To do:
Keep every line where the word "color" appears; drop the rest.
* Begin Material provided *
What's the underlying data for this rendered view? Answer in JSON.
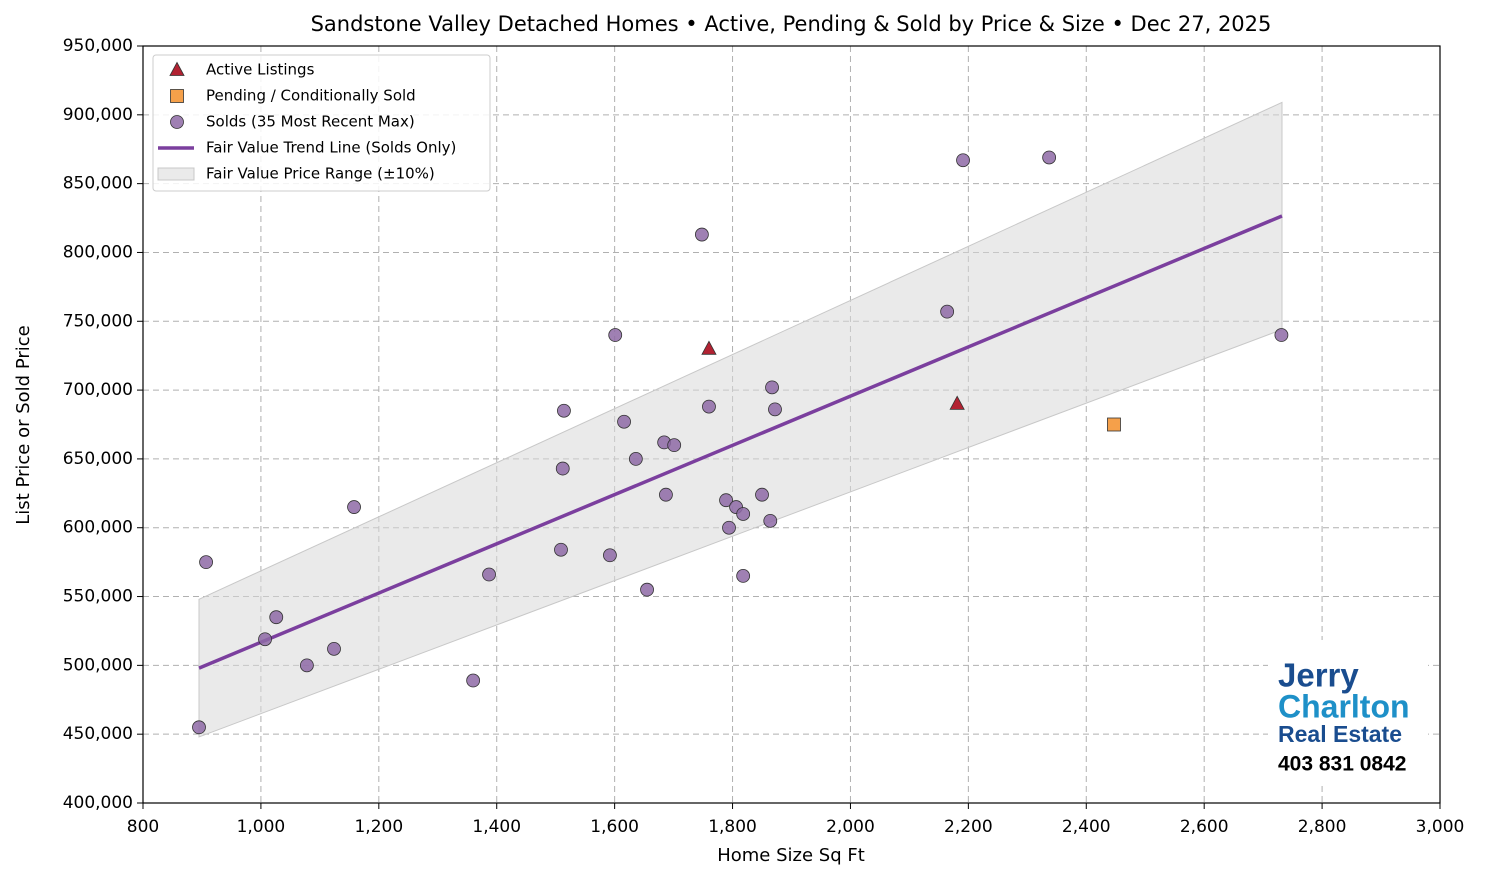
{
  "chart_data": {
    "type": "scatter",
    "title": "Sandstone Valley Detached Homes • Active, Pending & Sold by Price & Size • Dec 27, 2025",
    "x_label": "Home Size Sq Ft",
    "y_label": "List Price or Sold Price",
    "xlim": [
      800,
      3000
    ],
    "xticks": [
      800,
      {
        "value": 1000,
        "label": "1,000"
      },
      {
        "value": 1200,
        "label": "1,200"
      },
      {
        "value": 1400,
        "label": "1,400"
      },
      {
        "value": 1600,
        "label": "1,600"
      },
      {
        "value": 1800,
        "label": "1,800"
      },
      {
        "value": 2000,
        "label": "2,000"
      },
      {
        "value": 2200,
        "label": "2,200"
      },
      {
        "value": 2400,
        "label": "2,400"
      },
      {
        "value": 2600,
        "label": "2,600"
      },
      {
        "value": 2800,
        "label": "2,800"
      },
      {
        "value": 3000,
        "label": "3,000"
      }
    ],
    "ylim": [
      400000,
      950000
    ],
    "yticks": [
      {
        "value": 400000,
        "label": "400,000"
      },
      {
        "value": 450000,
        "label": "450,000"
      },
      {
        "value": 500000,
        "label": "500,000"
      },
      {
        "value": 550000,
        "label": "550,000"
      },
      {
        "value": 600000,
        "label": "600,000"
      },
      {
        "value": 650000,
        "label": "650,000"
      },
      {
        "value": 700000,
        "label": "700,000"
      },
      {
        "value": 750000,
        "label": "750,000"
      },
      {
        "value": 800000,
        "label": "800,000"
      },
      {
        "value": 850000,
        "label": "850,000"
      },
      {
        "value": 900000,
        "label": "900,000"
      },
      {
        "value": 950000,
        "label": "950,000"
      }
    ],
    "grid": true,
    "legend": "upper-left",
    "series": [
      {
        "name": "Active Listings",
        "kind": "points",
        "marker": "triangle",
        "color": "#b22232",
        "x": [
          1760,
          2181
        ],
        "values": [
          730000,
          690000
        ]
      },
      {
        "name": "Pending / Conditionally Sold",
        "kind": "points",
        "marker": "square",
        "color": "#f5a04a",
        "x": [
          2447
        ],
        "values": [
          675000
        ]
      },
      {
        "name": "Solds (35 Most Recent Max)",
        "kind": "points",
        "marker": "circle",
        "color": "#8e6aa6",
        "x": [
          895,
          907,
          1007,
          1026,
          1078,
          1124,
          1158,
          1360,
          1387,
          1509,
          1512,
          1514,
          1592,
          1601,
          1616,
          1636,
          1655,
          1684,
          1687,
          1701,
          1748,
          1760,
          1789,
          1794,
          1806,
          1818,
          1818,
          1850,
          1864,
          1867,
          1872,
          2164,
          2191,
          2337,
          2731
        ],
        "values": [
          455000,
          575000,
          519000,
          535000,
          500000,
          512000,
          615000,
          489000,
          566000,
          584000,
          643000,
          685000,
          580000,
          740000,
          677000,
          650000,
          555000,
          662000,
          624000,
          660000,
          813000,
          688000,
          620000,
          600000,
          615000,
          610000,
          565000,
          624000,
          605000,
          702000,
          686000,
          757000,
          867000,
          869000,
          740000
        ]
      },
      {
        "name": "Fair Value Trend Line (Solds Only)",
        "kind": "line",
        "color": "#7b3f9e",
        "x": [
          895,
          2732
        ],
        "values": [
          498000,
          826500
        ]
      },
      {
        "name": "Fair Value Price Range (±10%)",
        "kind": "band",
        "color": "#d9d9d9",
        "x": [
          895,
          2732
        ],
        "lower": [
          448000,
          744000
        ],
        "upper": [
          548000,
          909000
        ]
      }
    ],
    "watermark": [
      "Jerry",
      "Charlton",
      "Real Estate",
      "403 831 0842"
    ]
  }
}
* End Material provided *
Solution to this problem:
        "color": "#b22232",
        "color": "#f5a04a",
        "color": "#8e6aa6",
        "color": "#7b3f9e",
        "color": "#d9d9d9",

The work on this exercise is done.